**Exercise requirements:** Scan the lines and state how many carry "fields". Leave out everything but the number.

· · ·

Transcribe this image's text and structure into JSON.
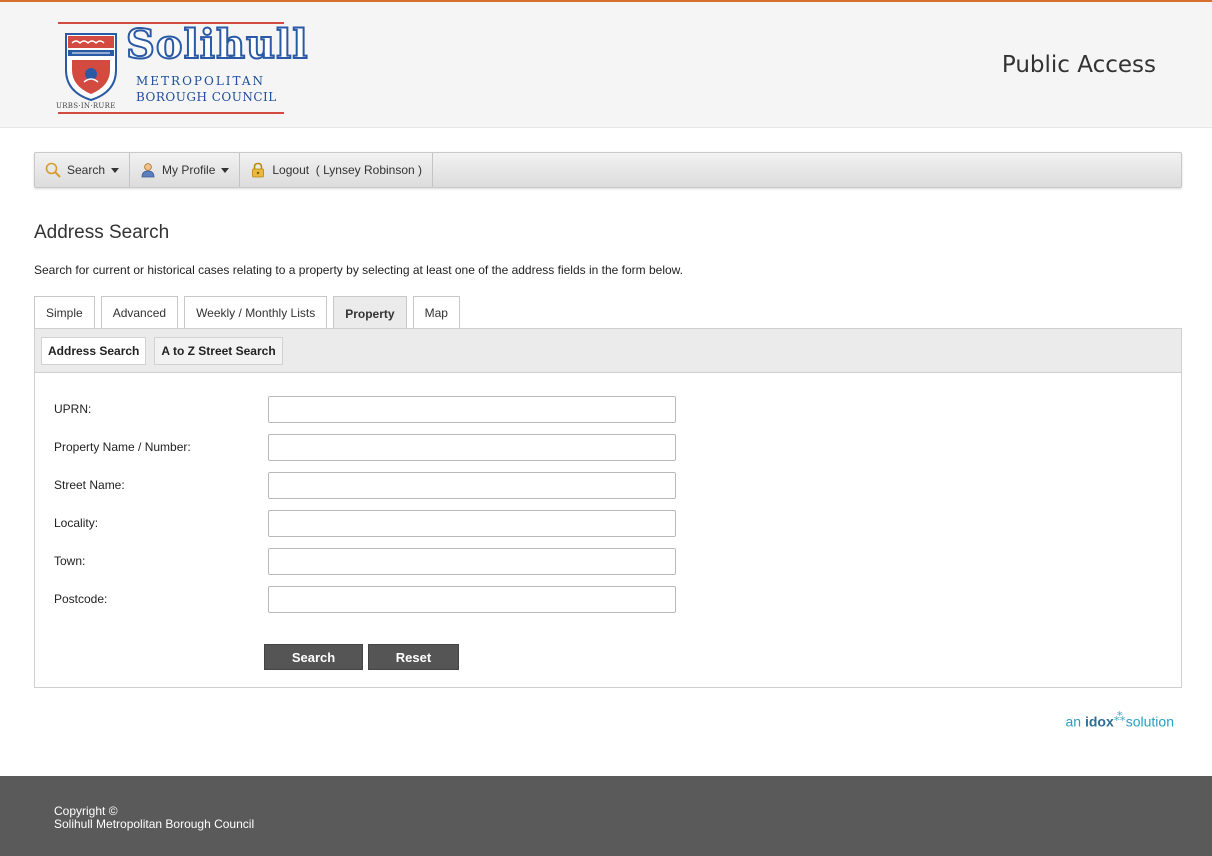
{
  "header": {
    "logo": {
      "name": "Solihull",
      "line1": "METROPOLITAN",
      "line2": "BOROUGH COUNCIL",
      "motto": "URBS·IN·RURE"
    },
    "app_title": "Public Access"
  },
  "nav": {
    "search": "Search",
    "profile": "My Profile",
    "logout": "Logout  ( Lynsey Robinson )"
  },
  "page": {
    "title": "Address Search",
    "intro": "Search for current or historical cases relating to a property by selecting at least one of the address fields in the form below."
  },
  "tabs": [
    "Simple",
    "Advanced",
    "Weekly / Monthly Lists",
    "Property",
    "Map"
  ],
  "active_tab": "Property",
  "subtabs": [
    "Address Search",
    "A to Z Street Search"
  ],
  "form": {
    "fields": [
      {
        "label": "UPRN:",
        "value": ""
      },
      {
        "label": "Property Name / Number:",
        "value": ""
      },
      {
        "label": "Street Name:",
        "value": ""
      },
      {
        "label": "Locality:",
        "value": ""
      },
      {
        "label": "Town:",
        "value": ""
      },
      {
        "label": "Postcode:",
        "value": ""
      }
    ],
    "search_button": "Search",
    "reset_button": "Reset"
  },
  "branding": {
    "prefix": "an",
    "brand": "idox",
    "suffix": "solution"
  },
  "footer": {
    "line1": "Copyright ©",
    "line2": "Solihull Metropolitan Borough Council"
  },
  "colors": {
    "accent_orange": "#d8702d",
    "logo_blue": "#2a5aa5",
    "logo_red": "#d34a40",
    "button_grey": "#555555",
    "footer_grey": "#5a5a5a"
  }
}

· · ·

**Reply to the task:** 2